→ What the task asks
Find every line in the records that holds the string "JSON". Copy each one.

** start Data shown **

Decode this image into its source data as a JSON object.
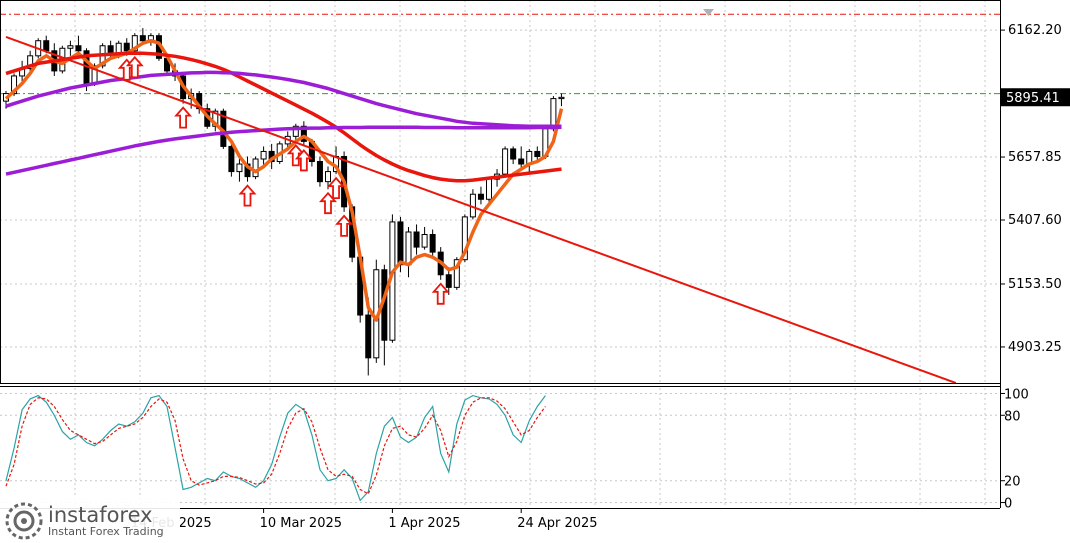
{
  "chart_data": {
    "type": "candlestick",
    "instrument_price_axis": {
      "ticks": [
        "6162.20",
        "5657.85",
        "5407.60",
        "5153.50",
        "4903.25"
      ],
      "tick_values": [
        6162.2,
        5657.85,
        5407.6,
        5153.5,
        4903.25
      ],
      "current_price": "5895.41",
      "current_value": 5895.41,
      "ylim": [
        4760,
        6250
      ]
    },
    "x_axis": {
      "tick_labels": [
        "14 Feb 2025",
        "10 Mar 2025",
        "1 Apr 2025",
        "24 Apr 2025"
      ],
      "tick_index": [
        16,
        32,
        48,
        64
      ]
    },
    "candles": [
      [
        5880,
        5920,
        5850,
        5910
      ],
      [
        5910,
        5990,
        5900,
        5980
      ],
      [
        5980,
        6040,
        5960,
        6010
      ],
      [
        6010,
        6080,
        6000,
        6060
      ],
      [
        6060,
        6130,
        6050,
        6120
      ],
      [
        6120,
        6140,
        6070,
        6080
      ],
      [
        6080,
        6110,
        5980,
        6000
      ],
      [
        6000,
        6100,
        5990,
        6090
      ],
      [
        6090,
        6120,
        6060,
        6100
      ],
      [
        6100,
        6140,
        6070,
        6080
      ],
      [
        6080,
        6090,
        5920,
        5950
      ],
      [
        5950,
        6030,
        5940,
        6020
      ],
      [
        6020,
        6110,
        6010,
        6100
      ],
      [
        6100,
        6120,
        6050,
        6070
      ],
      [
        6070,
        6120,
        6050,
        6110
      ],
      [
        6110,
        6130,
        6060,
        6080
      ],
      [
        6080,
        6150,
        6070,
        6140
      ],
      [
        6140,
        6170,
        6110,
        6120
      ],
      [
        6120,
        6150,
        6100,
        6140
      ],
      [
        6140,
        6150,
        6040,
        6050
      ],
      [
        6050,
        6060,
        5980,
        6000
      ],
      [
        6000,
        6030,
        5960,
        5980
      ],
      [
        5980,
        5990,
        5870,
        5890
      ],
      [
        5890,
        5930,
        5850,
        5910
      ],
      [
        5910,
        5920,
        5830,
        5850
      ],
      [
        5850,
        5870,
        5770,
        5780
      ],
      [
        5780,
        5850,
        5760,
        5840
      ],
      [
        5840,
        5850,
        5690,
        5700
      ],
      [
        5700,
        5720,
        5580,
        5600
      ],
      [
        5600,
        5650,
        5560,
        5630
      ],
      [
        5630,
        5660,
        5560,
        5580
      ],
      [
        5580,
        5660,
        5570,
        5650
      ],
      [
        5650,
        5700,
        5620,
        5680
      ],
      [
        5680,
        5710,
        5610,
        5640
      ],
      [
        5640,
        5720,
        5630,
        5710
      ],
      [
        5710,
        5760,
        5690,
        5740
      ],
      [
        5740,
        5790,
        5720,
        5780
      ],
      [
        5780,
        5800,
        5700,
        5720
      ],
      [
        5720,
        5730,
        5620,
        5640
      ],
      [
        5640,
        5660,
        5540,
        5560
      ],
      [
        5560,
        5620,
        5530,
        5600
      ],
      [
        5600,
        5700,
        5590,
        5660
      ],
      [
        5660,
        5680,
        5440,
        5460
      ],
      [
        5460,
        5470,
        5240,
        5260
      ],
      [
        5260,
        5280,
        5000,
        5030
      ],
      [
        5030,
        5100,
        4790,
        4860
      ],
      [
        4860,
        5250,
        4840,
        5210
      ],
      [
        5210,
        5230,
        4830,
        4930
      ],
      [
        4930,
        5430,
        4920,
        5400
      ],
      [
        5400,
        5420,
        5200,
        5230
      ],
      [
        5230,
        5380,
        5180,
        5360
      ],
      [
        5360,
        5390,
        5270,
        5300
      ],
      [
        5300,
        5380,
        5290,
        5350
      ],
      [
        5350,
        5370,
        5260,
        5280
      ],
      [
        5280,
        5300,
        5170,
        5190
      ],
      [
        5190,
        5220,
        5110,
        5140
      ],
      [
        5140,
        5260,
        5130,
        5250
      ],
      [
        5250,
        5430,
        5240,
        5420
      ],
      [
        5420,
        5530,
        5410,
        5510
      ],
      [
        5510,
        5540,
        5470,
        5490
      ],
      [
        5490,
        5580,
        5480,
        5570
      ],
      [
        5570,
        5610,
        5540,
        5590
      ],
      [
        5590,
        5700,
        5580,
        5690
      ],
      [
        5690,
        5700,
        5630,
        5650
      ],
      [
        5650,
        5700,
        5610,
        5630
      ],
      [
        5630,
        5690,
        5600,
        5680
      ],
      [
        5680,
        5700,
        5640,
        5660
      ],
      [
        5660,
        5780,
        5650,
        5770
      ],
      [
        5770,
        5900,
        5760,
        5890
      ],
      [
        5890,
        5910,
        5860,
        5895
      ]
    ],
    "moving_averages": [
      {
        "color": "#f06418",
        "values": [
          5890,
          5920,
          5950,
          5990,
          6040,
          6060,
          6040,
          6030,
          6050,
          6070,
          6040,
          6010,
          6030,
          6050,
          6060,
          6070,
          6090,
          6110,
          6120,
          6110,
          6060,
          6000,
          5940,
          5900,
          5860,
          5820,
          5790,
          5760,
          5720,
          5660,
          5620,
          5600,
          5620,
          5650,
          5670,
          5690,
          5720,
          5740,
          5720,
          5680,
          5640,
          5620,
          5560,
          5440,
          5260,
          5060,
          5010,
          5100,
          5200,
          5240,
          5230,
          5260,
          5270,
          5260,
          5240,
          5210,
          5220,
          5280,
          5360,
          5430,
          5470,
          5510,
          5550,
          5590,
          5610,
          5630,
          5640,
          5660,
          5720,
          5850
        ]
      },
      {
        "color": "#e8160c",
        "values": [
          5990,
          6000,
          6010,
          6020,
          6030,
          6035,
          6040,
          6045,
          6050,
          6055,
          6060,
          6062,
          6064,
          6066,
          6068,
          6070,
          6070,
          6070,
          6068,
          6066,
          6062,
          6058,
          6052,
          6045,
          6037,
          6028,
          6018,
          6006,
          5992,
          5976,
          5960,
          5944,
          5928,
          5912,
          5896,
          5880,
          5864,
          5848,
          5832,
          5814,
          5796,
          5776,
          5754,
          5730,
          5706,
          5684,
          5664,
          5646,
          5630,
          5616,
          5604,
          5594,
          5584,
          5576,
          5570,
          5566,
          5564,
          5564,
          5566,
          5570,
          5574,
          5578,
          5582,
          5586,
          5590,
          5594,
          5598,
          5602,
          5606,
          5610
        ]
      },
      {
        "color": "#9b1ed6",
        "values": [
          5860,
          5870,
          5880,
          5890,
          5900,
          5908,
          5916,
          5924,
          5932,
          5938,
          5944,
          5950,
          5956,
          5962,
          5966,
          5970,
          5974,
          5978,
          5982,
          5984,
          5986,
          5988,
          5990,
          5992,
          5993,
          5994,
          5994,
          5993,
          5992,
          5990,
          5987,
          5984,
          5980,
          5976,
          5971,
          5966,
          5960,
          5954,
          5946,
          5938,
          5930,
          5920,
          5910,
          5900,
          5890,
          5880,
          5870,
          5862,
          5854,
          5846,
          5838,
          5830,
          5824,
          5818,
          5812,
          5806,
          5800,
          5796,
          5792,
          5790,
          5788,
          5786,
          5784,
          5782,
          5781,
          5780,
          5780,
          5780,
          5780,
          5780
        ]
      },
      {
        "color": "#9b1ed6",
        "values": [
          5590,
          5597,
          5604,
          5611,
          5618,
          5625,
          5632,
          5639,
          5646,
          5653,
          5660,
          5667,
          5674,
          5681,
          5688,
          5695,
          5702,
          5708,
          5714,
          5720,
          5725,
          5730,
          5734,
          5738,
          5742,
          5746,
          5750,
          5753,
          5756,
          5759,
          5761,
          5763,
          5765,
          5767,
          5769,
          5770,
          5771,
          5772,
          5773,
          5773,
          5774,
          5774,
          5775,
          5775,
          5775,
          5776,
          5776,
          5776,
          5776,
          5776,
          5776,
          5776,
          5775,
          5775,
          5775,
          5775,
          5774,
          5774,
          5774,
          5774,
          5774,
          5774,
          5774,
          5774,
          5774,
          5774,
          5775,
          5775,
          5775,
          5776
        ]
      }
    ],
    "up_arrows_at_index": [
      15,
      16,
      22,
      30,
      36,
      37,
      40,
      41,
      42,
      54
    ],
    "trendline": {
      "color": "#e8160c",
      "from": [
        0,
        6135
      ],
      "to": [
        118,
        4760
      ]
    },
    "horizontal_levels": [
      {
        "value": 6225,
        "color": "#e8160c",
        "style": "dash-dot"
      },
      {
        "value": 5910,
        "color": "#2e9e2e",
        "style": "dash-dot"
      }
    ],
    "oscillator": {
      "type": "stochastic",
      "ticks": [
        "100",
        "80",
        "20",
        "0"
      ],
      "tick_values": [
        100,
        80,
        20,
        0
      ],
      "ylim": [
        -5,
        105
      ],
      "main_color": "#2aa3a8",
      "signal_color": "#e8160c",
      "main": [
        20,
        50,
        85,
        95,
        98,
        92,
        80,
        65,
        58,
        62,
        55,
        52,
        58,
        66,
        72,
        70,
        74,
        82,
        96,
        98,
        88,
        50,
        12,
        14,
        18,
        22,
        20,
        28,
        24,
        22,
        18,
        14,
        20,
        35,
        60,
        82,
        90,
        85,
        62,
        30,
        20,
        22,
        30,
        22,
        2,
        10,
        45,
        70,
        78,
        60,
        55,
        60,
        78,
        88,
        45,
        28,
        72,
        94,
        98,
        96,
        95,
        90,
        80,
        62,
        55,
        75,
        88,
        98
      ],
      "signal": [
        15,
        35,
        70,
        90,
        96,
        95,
        88,
        76,
        66,
        62,
        58,
        54,
        56,
        62,
        68,
        70,
        72,
        78,
        88,
        95,
        92,
        75,
        40,
        20,
        16,
        18,
        20,
        24,
        24,
        23,
        20,
        17,
        18,
        26,
        45,
        68,
        82,
        86,
        74,
        50,
        30,
        24,
        26,
        24,
        12,
        8,
        25,
        52,
        68,
        70,
        62,
        60,
        68,
        80,
        66,
        42,
        56,
        80,
        92,
        96,
        96,
        93,
        86,
        74,
        62,
        66,
        78,
        88
      ]
    }
  },
  "watermark": {
    "brand": "instaforex",
    "tagline": "Instant Forex Trading"
  }
}
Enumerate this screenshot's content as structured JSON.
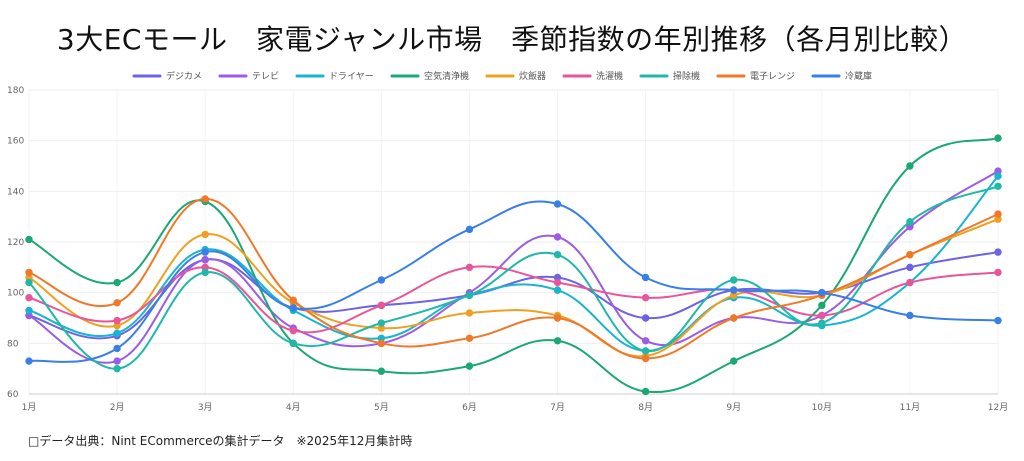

** end Data shown **

→ Correct result
Decode this image into its source data as a JSON object.
Enumerate this screenshot's content as structured JSON.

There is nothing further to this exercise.